§ Records provided:
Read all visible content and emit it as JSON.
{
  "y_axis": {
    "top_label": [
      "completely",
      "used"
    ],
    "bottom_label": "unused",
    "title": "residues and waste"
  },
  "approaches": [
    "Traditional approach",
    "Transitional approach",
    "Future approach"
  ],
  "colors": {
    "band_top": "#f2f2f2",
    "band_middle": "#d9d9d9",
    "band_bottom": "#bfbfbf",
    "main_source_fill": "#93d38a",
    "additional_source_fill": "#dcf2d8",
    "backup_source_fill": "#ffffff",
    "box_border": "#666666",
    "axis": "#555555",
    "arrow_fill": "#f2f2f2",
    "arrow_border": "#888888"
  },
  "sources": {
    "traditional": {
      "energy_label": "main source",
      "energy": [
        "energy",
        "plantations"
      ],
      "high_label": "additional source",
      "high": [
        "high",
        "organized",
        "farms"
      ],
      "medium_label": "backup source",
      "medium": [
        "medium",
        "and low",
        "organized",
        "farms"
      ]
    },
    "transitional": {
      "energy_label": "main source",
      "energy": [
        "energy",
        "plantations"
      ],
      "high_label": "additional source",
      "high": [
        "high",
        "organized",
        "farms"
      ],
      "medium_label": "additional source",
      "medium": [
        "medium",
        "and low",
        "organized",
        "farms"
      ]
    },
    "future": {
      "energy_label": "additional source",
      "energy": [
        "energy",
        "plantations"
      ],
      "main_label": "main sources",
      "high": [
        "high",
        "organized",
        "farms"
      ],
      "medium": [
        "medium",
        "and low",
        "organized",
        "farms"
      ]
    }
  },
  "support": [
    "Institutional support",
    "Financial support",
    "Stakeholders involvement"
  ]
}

§ Problem description: Exact output of every entry is required.

§ Response:
Read all visible content and emit it as JSON.
{
  "y_axis": {
    "top_label": [
      "completely",
      "used"
    ],
    "bottom_label": "unused",
    "title": "residues and waste"
  },
  "approaches": [
    "Traditional approach",
    "Transitional approach",
    "Future approach"
  ],
  "colors": {
    "band_top": "#f2f2f2",
    "band_middle": "#d9d9d9",
    "band_bottom": "#bfbfbf",
    "main_source_fill": "#93d38a",
    "additional_source_fill": "#dcf2d8",
    "backup_source_fill": "#ffffff",
    "box_border": "#666666",
    "axis": "#555555",
    "arrow_fill": "#f2f2f2",
    "arrow_border": "#888888"
  },
  "sources": {
    "traditional": {
      "energy_label": "main source",
      "energy": [
        "energy",
        "plantations"
      ],
      "high_label": "additional source",
      "high": [
        "high",
        "organized",
        "farms"
      ],
      "medium_label": "backup source",
      "medium": [
        "medium",
        "and low",
        "organized",
        "farms"
      ]
    },
    "transitional": {
      "energy_label": "main source",
      "energy": [
        "energy",
        "plantations"
      ],
      "high_label": "additional source",
      "high": [
        "high",
        "organized",
        "farms"
      ],
      "medium_label": "additional source",
      "medium": [
        "medium",
        "and low",
        "organized",
        "farms"
      ]
    },
    "future": {
      "energy_label": "additional source",
      "energy": [
        "energy",
        "plantations"
      ],
      "main_label": "main sources",
      "high": [
        "high",
        "organized",
        "farms"
      ],
      "medium": [
        "medium",
        "and low",
        "organized",
        "farms"
      ]
    }
  },
  "support": [
    "Institutional support",
    "Financial support",
    "Stakeholders involvement"
  ]
}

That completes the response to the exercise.